* **PROBLEM STATEMENT**
Write out the material again word for word, dropping any images it holds.

* **RECORDS FOR THIS EXERCISE**
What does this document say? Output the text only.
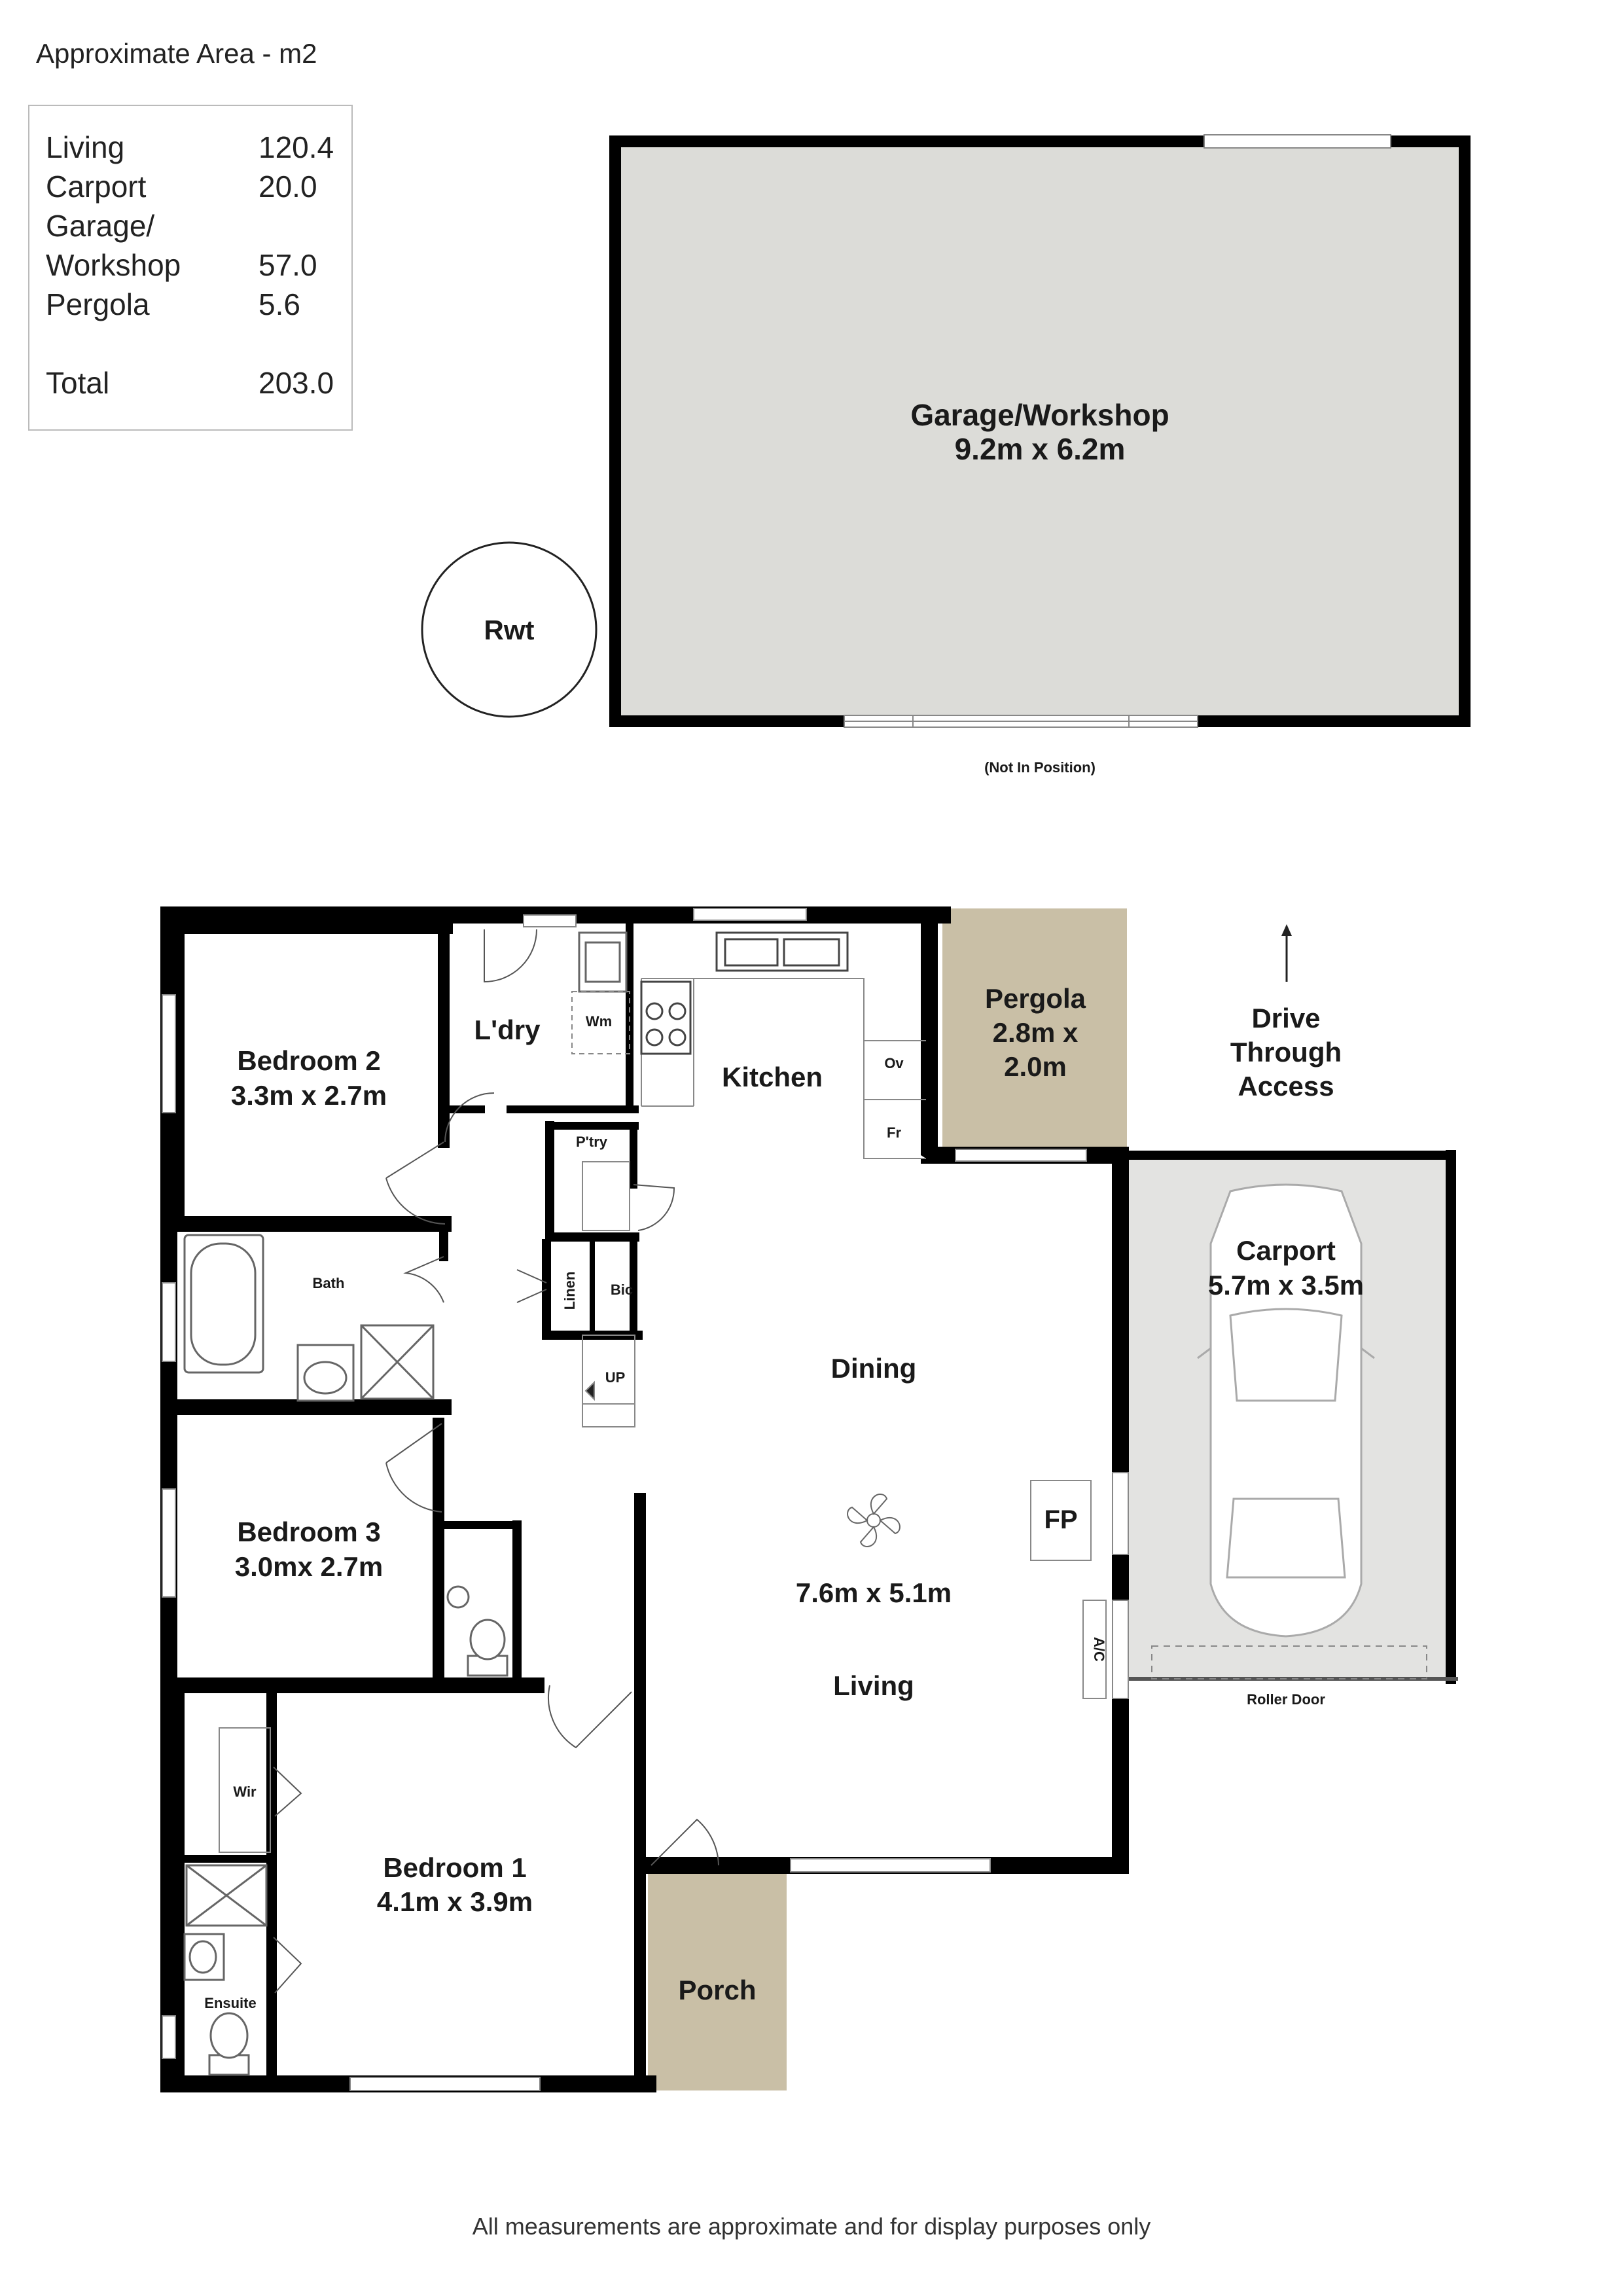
Approximate Area - m2
Living	120.4
Carport	20.0
Garage/
Workshop	57.0
Pergola	5.6
Total	203.0
Garage/Workshop
9.2m x 6.2m
(Not In Position)
Rwt
Bedroom 2
3.3m x 2.7m
Bedroom 3
3.0mx 2.7m
Bedroom 1
4.1m x 3.9m
L'dry
Kitchen
Dining
7.6m x 5.1m
Living
Porch
Pergola
2.8m x
2.0m
Carport
5.7m x 3.5m
Drive
Through
Access
Wm
Ov
Fr
P'try
Linen Bic
UP
Bath
Wir
Ensuite
FP
A/C
Roller Door
All measurements are approximate and for display purposes only
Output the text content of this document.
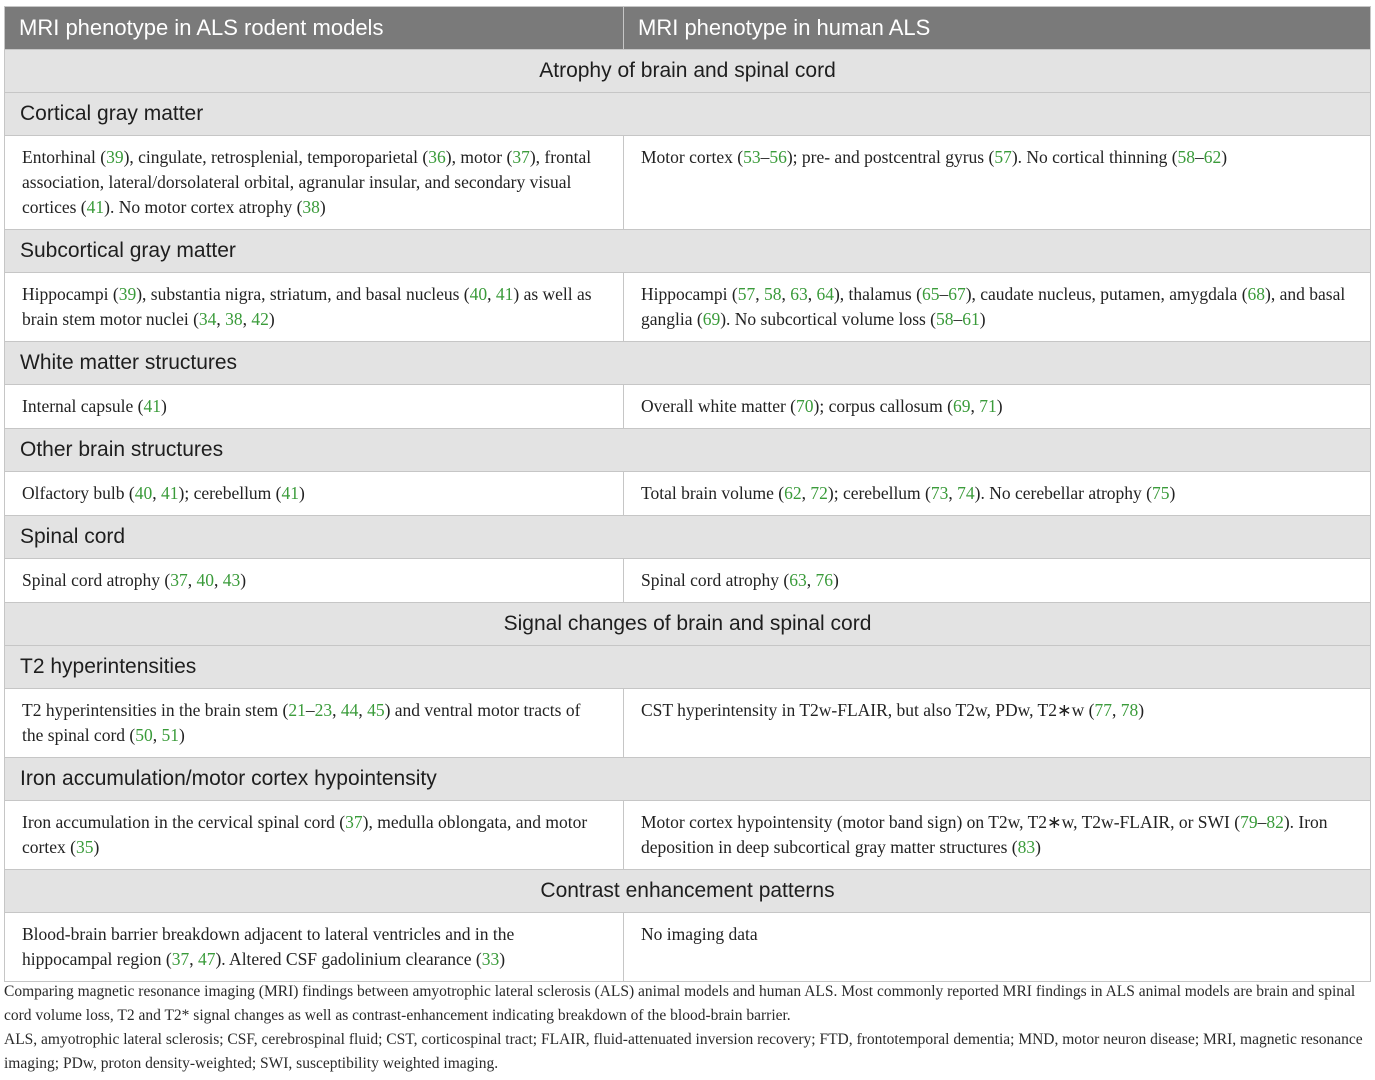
MRI phenotype in ALS rodent models	MRI phenotype in human ALS
Atrophy of brain and spinal cord	
Cortical gray matter	
Entorhinal (39), cingulate, retrosplenial, temporoparietal (36), motor (37), frontal association, lateral/dorsolateral orbital, agranular insular, and secondary visual cortices (41). No motor cortex atrophy (38)	Motor cortex (53–56); pre- and postcentral gyrus (57). No cortical thinning (58–62)
Subcortical gray matter	
Hippocampi (39), substantia nigra, striatum, and basal nucleus (40, 41) as well as brain stem motor nuclei (34, 38, 42)	Hippocampi (57, 58, 63, 64), thalamus (65–67), caudate nucleus, putamen, amygdala (68), and basal ganglia (69). No subcortical volume loss (58–61)
White matter structures	
Internal capsule (41)	Overall white matter (70); corpus callosum (69, 71)
Other brain structures	
Olfactory bulb (40, 41); cerebellum (41)	Total brain volume (62, 72); cerebellum (73, 74). No cerebellar atrophy (75)
Spinal cord	
Spinal cord atrophy (37, 40, 43)	Spinal cord atrophy (63, 76)
Signal changes of brain and spinal cord	
T2 hyperintensities	
T2 hyperintensities in the brain stem (21–23, 44, 45) and ventral motor tracts of the spinal cord (50, 51)	CST hyperintensity in T2w-FLAIR, but also T2w, PDw, T2∗w (77, 78)
Iron accumulation/motor cortex hypointensity	
Iron accumulation in the cervical spinal cord (37), medulla oblongata, and motor cortex (35)	Motor cortex hypointensity (motor band sign) on T2w, T2∗w, T2w-FLAIR, or SWI (79–82). Iron deposition in deep subcortical gray matter structures (83)
Contrast enhancement patterns	
Blood-brain barrier breakdown adjacent to lateral ventricles and in the hippocampal region (37, 47). Altered CSF gadolinium clearance (33)	No imaging data

Comparing magnetic resonance imaging (MRI) findings between amyotrophic lateral sclerosis (ALS) animal models and human ALS. Most commonly reported MRI findings in ALS animal models are brain and spinal cord volume loss, T2 and T2* signal changes as well as contrast-enhancement indicating breakdown of the blood-brain barrier.

ALS, amyotrophic lateral sclerosis; CSF, cerebrospinal fluid; CST, corticospinal tract; FLAIR, fluid-attenuated inversion recovery; FTD, frontotemporal dementia; MND, motor neuron disease; MRI, magnetic resonance imaging; PDw, proton density-weighted; SWI, susceptibility weighted imaging.
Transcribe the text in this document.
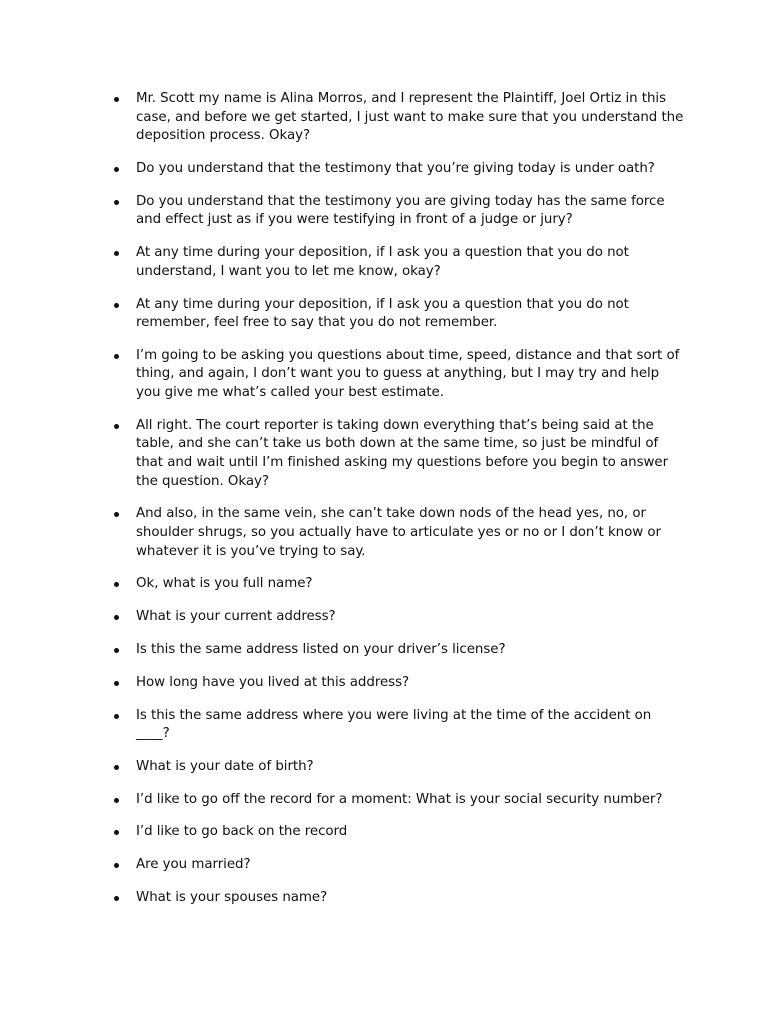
Mr. Scott my name is Alina Morros, and I represent the Plaintiff, Joel Ortiz in this case, and before we get started, I just want to make sure that you understand the deposition process. Okay?
Do you understand that the testimony that you’re giving today is under oath?
Do you understand that the testimony you are giving today has the same force and effect just as if you were testifying in front of a judge or jury?
At any time during your deposition, if I ask you a question that you do not understand, I want you to let me know, okay?
At any time during your deposition, if I ask you a question that you do not remember, feel free to say that you do not remember.
I’m going to be asking you questions about time, speed, distance and that sort of thing, and again, I don’t want you to guess at anything, but I may try and help you give me what’s called your best estimate.
All right. The court reporter is taking down everything that’s being said at the table, and she can’t take us both down at the same time, so just be mindful of that and wait until I’m finished asking my questions before you begin to answer the question. Okay?
And also, in the same vein, she can’t take down nods of the head yes, no, or shoulder shrugs, so you actually have to articulate yes or no or I don’t know or whatever it is you’ve trying to say.
Ok, what is you full name?
What is your current address?
Is this the same address listed on your driver’s license?
How long have you lived at this address?
Is this the same address where you were living at the time of the accident on ____?
What is your date of birth?
I’d like to go off the record for a moment: What is your social security number?
I’d like to go back on the record
Are you married?
What is your spouses name?
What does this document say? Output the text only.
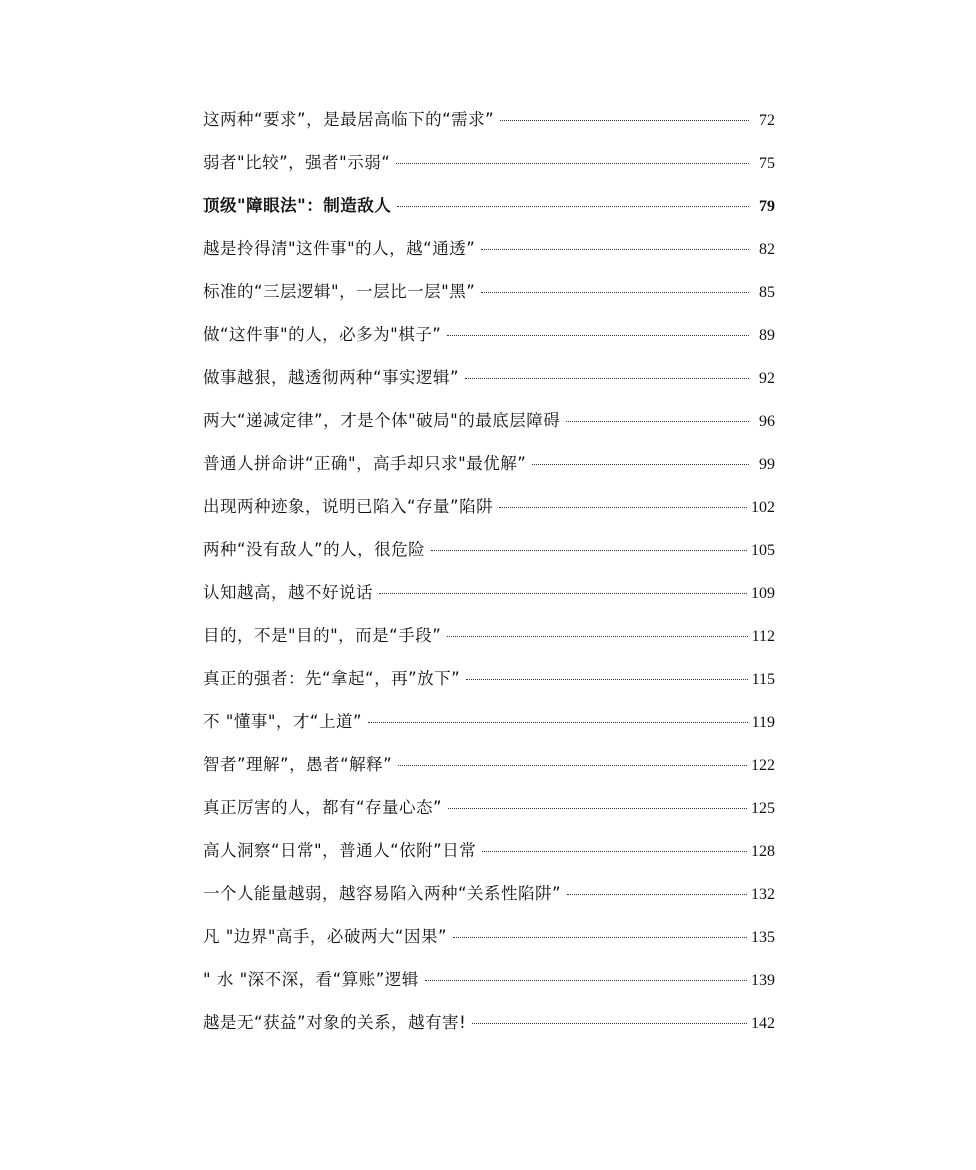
这两种“要求”，是最居高临下的“需求”	72
弱者"比较”，强者"示弱“	75
顶级"障眼法"：制造敌人	79
越是拎得清"这件事"的人，越“通透”	82
标准的“三层逻辑"，一层比一层"黑”	85
做“这件事"的人，必多为"棋子”	89
做事越狠，越透彻两种“事实逻辑”	92
两大“递减定律”，才是个体"破局"的最底层障碍	96
普通人拼命讲“正确"，高手却只求"最优解”	99
出现两种迹象，说明已陷入“存量”陷阱	102
两种“没有敌人”的人，很危险	105
认知越高，越不好说话	109
目的，不是"目的"，而是“手段”	112
真正的强者：先“拿起“，再”放下”	115
不 "懂事"，才“上道”	119
智者”理解”，愚者“解释”	122
真正厉害的人，都有“存量心态”	125
高人洞察“日常"，普通人“依附”日常	128
一个人能量越弱，越容易陷入两种“关系性陷阱”	132
凡 "边界"高手，必破两大“因果”	135
" 水 "深不深，看“算账”逻辑	139
越是无“获益”对象的关系，越有害!	142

* **WRITTEN RESPONSE**
What does this document say? Output the text only.
Approximate Area - m2
Living	120.4
Carport	20.0
Garage/
Workshop	57.0
Pergola	5.6
Total	203.0
Garage/Workshop
9.2m x 6.2m
(Not In Position)
Rwt
Bedroom 2
3.3m x 2.7m
Bedroom 3
3.0mx 2.7m
Bedroom 1
4.1m x 3.9m
L'dry
Kitchen
Dining
7.6m x 5.1m
Living
Porch
Pergola
2.8m x
2.0m
Carport
5.7m x 3.5m
Drive
Through
Access
Wm
Ov
Fr
P'try
Linen Bic
UP
Bath
Wir
Ensuite
FP
A/C
Roller Door
All measurements are approximate and for display purposes only
Output the text content of this document.
MRI phenotype in ALS rodent models	MRI phenotype in human ALS
Atrophy of brain and spinal cord	
Cortical gray matter	
Entorhinal (39), cingulate, retrosplenial, temporoparietal (36), motor (37), frontal association, lateral/dorsolateral orbital, agranular insular, and secondary visual cortices (41). No motor cortex atrophy (38)	Motor cortex (53–56); pre- and postcentral gyrus (57). No cortical thinning (58–62)
Subcortical gray matter	
Hippocampi (39), substantia nigra, striatum, and basal nucleus (40, 41) as well as brain stem motor nuclei (34, 38, 42)	Hippocampi (57, 58, 63, 64), thalamus (65–67), caudate nucleus, putamen, amygdala (68), and basal ganglia (69). No subcortical volume loss (58–61)
White matter structures	
Internal capsule (41)	Overall white matter (70); corpus callosum (69, 71)
Other brain structures	
Olfactory bulb (40, 41); cerebellum (41)	Total brain volume (62, 72); cerebellum (73, 74). No cerebellar atrophy (75)
Spinal cord	
Spinal cord atrophy (37, 40, 43)	Spinal cord atrophy (63, 76)
Signal changes of brain and spinal cord	
T2 hyperintensities	
T2 hyperintensities in the brain stem (21–23, 44, 45) and ventral motor tracts of the spinal cord (50, 51)	CST hyperintensity in T2w-FLAIR, but also T2w, PDw, T2∗w (77, 78)
Iron accumulation/motor cortex hypointensity	
Iron accumulation in the cervical spinal cord (37), medulla oblongata, and motor cortex (35)	Motor cortex hypointensity (motor band sign) on T2w, T2∗w, T2w-FLAIR, or SWI (79–82). Iron deposition in deep subcortical gray matter structures (83)
Contrast enhancement patterns	
Blood-brain barrier breakdown adjacent to lateral ventricles and in the hippocampal region (37, 47). Altered CSF gadolinium clearance (33)	No imaging data

Comparing magnetic resonance imaging (MRI) findings between amyotrophic lateral sclerosis (ALS) animal models and human ALS. Most commonly reported MRI findings in ALS animal models are brain and spinal cord volume loss, T2 and T2* signal changes as well as contrast-enhancement indicating breakdown of the blood-brain barrier.

ALS, amyotrophic lateral sclerosis; CSF, cerebrospinal fluid; CST, corticospinal tract; FLAIR, fluid-attenuated inversion recovery; FTD, frontotemporal dementia; MND, motor neuron disease; MRI, magnetic resonance imaging; PDw, proton density-weighted; SWI, susceptibility weighted imaging.
Transcribe the text in this document.
Mr. Scott my name is Alina Morros, and I represent the Plaintiff, Joel Ortiz in this case, and before we get started, I just want to make sure that you understand the deposition process. Okay?
Do you understand that the testimony that you’re giving today is under oath?
Do you understand that the testimony you are giving today has the same force and effect just as if you were testifying in front of a judge or jury?
At any time during your deposition, if I ask you a question that you do not understand, I want you to let me know, okay?
At any time during your deposition, if I ask you a question that you do not remember, feel free to say that you do not remember.
I’m going to be asking you questions about time, speed, distance and that sort of thing, and again, I don’t want you to guess at anything, but I may try and help you give me what’s called your best estimate.
All right. The court reporter is taking down everything that’s being said at the table, and she can’t take us both down at the same time, so just be mindful of that and wait until I’m finished asking my questions before you begin to answer the question. Okay?
And also, in the same vein, she can’t take down nods of the head yes, no, or shoulder shrugs, so you actually have to articulate yes or no or I don’t know or whatever it is you’ve trying to say.
Ok, what is you full name?
What is your current address?
Is this the same address listed on your driver’s license?
How long have you lived at this address?
Is this the same address where you were living at the time of the accident on ____?
What is your date of birth?
I’d like to go off the record for a moment: What is your social security number?
I’d like to go back on the record
Are you married?
What is your spouses name?
What does this document say? Output the text only.
这两种“要求”，是最居高临下的“需求”	72
弱者"比较”，强者"示弱“	75
顶级"障眼法"：制造敌人	79
越是拎得清"这件事"的人，越“通透”	82
标准的“三层逻辑"，一层比一层"黑”	85
做“这件事"的人，必多为"棋子”	89
做事越狠，越透彻两种“事实逻辑”	92
两大“递减定律”，才是个体"破局"的最底层障碍	96
普通人拼命讲“正确"，高手却只求"最优解”	99
出现两种迹象，说明已陷入“存量”陷阱	102
两种“没有敌人”的人，很危险	105
认知越高，越不好说话	109
目的，不是"目的"，而是“手段”	112
真正的强者：先“拿起“，再”放下”	115
不 "懂事"，才“上道”	119
智者”理解”，愚者“解释”	122
真正厉害的人，都有“存量心态”	125
高人洞察“日常"，普通人“依附”日常	128
一个人能量越弱，越容易陷入两种“关系性陷阱”	132
凡 "边界"高手，必破两大“因果”	135
" 水 "深不深，看“算账”逻辑	139
越是无“获益”对象的关系，越有害!	142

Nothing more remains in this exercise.